Provided material |
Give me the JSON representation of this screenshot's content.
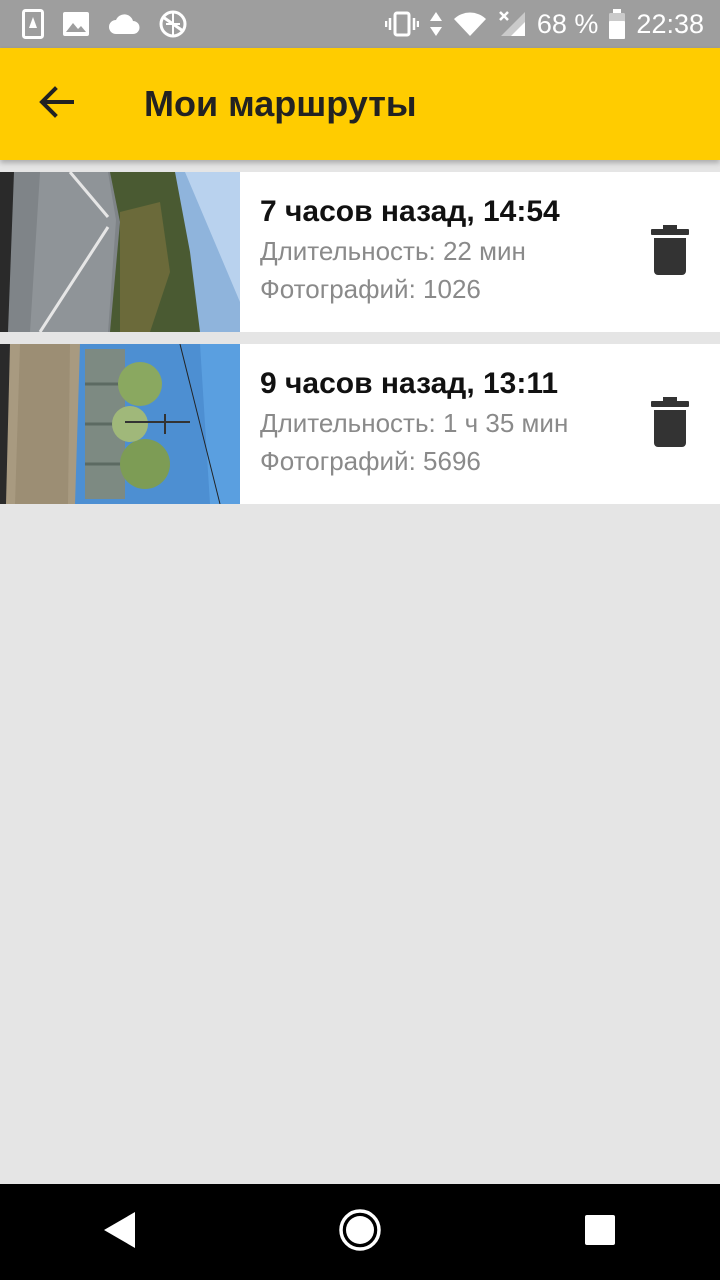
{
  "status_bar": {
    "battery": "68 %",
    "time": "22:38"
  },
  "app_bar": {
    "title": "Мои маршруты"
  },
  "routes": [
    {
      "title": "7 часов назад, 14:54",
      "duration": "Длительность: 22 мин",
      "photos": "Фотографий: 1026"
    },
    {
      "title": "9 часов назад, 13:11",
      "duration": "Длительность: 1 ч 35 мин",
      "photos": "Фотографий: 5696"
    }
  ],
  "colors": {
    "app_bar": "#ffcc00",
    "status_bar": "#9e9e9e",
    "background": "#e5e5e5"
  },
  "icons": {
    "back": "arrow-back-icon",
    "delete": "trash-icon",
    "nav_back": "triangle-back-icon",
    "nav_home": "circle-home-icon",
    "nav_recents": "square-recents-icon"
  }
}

Requirements |
Leave out the pictures and copy the rest of the material above exactly.

Task answer |
Give me the JSON representation of this screenshot's content.
{
  "status_bar": {
    "battery": "68 %",
    "time": "22:38"
  },
  "app_bar": {
    "title": "Мои маршруты"
  },
  "routes": [
    {
      "title": "7 часов назад, 14:54",
      "duration": "Длительность: 22 мин",
      "photos": "Фотографий: 1026"
    },
    {
      "title": "9 часов назад, 13:11",
      "duration": "Длительность: 1 ч 35 мин",
      "photos": "Фотографий: 5696"
    }
  ],
  "colors": {
    "app_bar": "#ffcc00",
    "status_bar": "#9e9e9e",
    "background": "#e5e5e5"
  },
  "icons": {
    "back": "arrow-back-icon",
    "delete": "trash-icon",
    "nav_back": "triangle-back-icon",
    "nav_home": "circle-home-icon",
    "nav_recents": "square-recents-icon"
  }
}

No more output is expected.